[Data items]
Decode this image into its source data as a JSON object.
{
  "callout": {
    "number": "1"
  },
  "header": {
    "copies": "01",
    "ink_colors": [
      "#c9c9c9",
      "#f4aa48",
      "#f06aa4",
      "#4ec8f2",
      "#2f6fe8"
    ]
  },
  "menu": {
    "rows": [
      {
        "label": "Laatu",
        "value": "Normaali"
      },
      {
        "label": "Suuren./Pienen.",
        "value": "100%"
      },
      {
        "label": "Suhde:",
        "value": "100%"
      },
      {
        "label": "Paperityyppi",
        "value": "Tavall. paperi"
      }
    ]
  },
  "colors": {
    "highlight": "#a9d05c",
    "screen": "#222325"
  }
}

---

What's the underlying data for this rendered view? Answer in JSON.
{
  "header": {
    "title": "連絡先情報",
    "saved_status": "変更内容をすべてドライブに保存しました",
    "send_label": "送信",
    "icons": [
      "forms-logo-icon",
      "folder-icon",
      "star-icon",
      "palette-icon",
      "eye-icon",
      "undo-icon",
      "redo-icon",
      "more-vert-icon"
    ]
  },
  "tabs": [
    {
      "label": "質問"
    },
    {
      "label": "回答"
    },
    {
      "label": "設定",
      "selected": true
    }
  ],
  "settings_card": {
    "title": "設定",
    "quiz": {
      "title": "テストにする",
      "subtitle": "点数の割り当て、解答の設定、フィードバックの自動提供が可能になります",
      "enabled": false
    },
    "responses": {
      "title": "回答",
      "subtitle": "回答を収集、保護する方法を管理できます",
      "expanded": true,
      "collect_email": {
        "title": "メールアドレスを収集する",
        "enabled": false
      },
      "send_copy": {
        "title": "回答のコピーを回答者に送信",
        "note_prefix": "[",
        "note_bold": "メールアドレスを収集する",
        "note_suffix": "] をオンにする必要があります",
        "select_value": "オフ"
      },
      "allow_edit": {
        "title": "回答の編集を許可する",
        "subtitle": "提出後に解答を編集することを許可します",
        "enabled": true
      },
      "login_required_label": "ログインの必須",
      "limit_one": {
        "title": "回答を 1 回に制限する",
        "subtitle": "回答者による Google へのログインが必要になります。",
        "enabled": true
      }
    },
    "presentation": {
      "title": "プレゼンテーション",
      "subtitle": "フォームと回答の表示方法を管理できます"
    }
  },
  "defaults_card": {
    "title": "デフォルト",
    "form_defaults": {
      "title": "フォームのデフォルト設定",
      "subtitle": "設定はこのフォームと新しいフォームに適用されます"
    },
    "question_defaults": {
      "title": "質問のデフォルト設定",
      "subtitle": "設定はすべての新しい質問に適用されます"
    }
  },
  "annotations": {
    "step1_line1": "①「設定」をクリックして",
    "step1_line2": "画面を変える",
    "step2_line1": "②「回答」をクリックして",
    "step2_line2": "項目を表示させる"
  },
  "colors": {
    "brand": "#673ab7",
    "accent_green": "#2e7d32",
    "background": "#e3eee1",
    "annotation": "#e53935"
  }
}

Short problem: Search the data for "メールアドレスを収集する". Copy every matching line.

Answer:
        "title": "メールアドレスを収集する",
        "note_bold": "メールアドレスを収集する",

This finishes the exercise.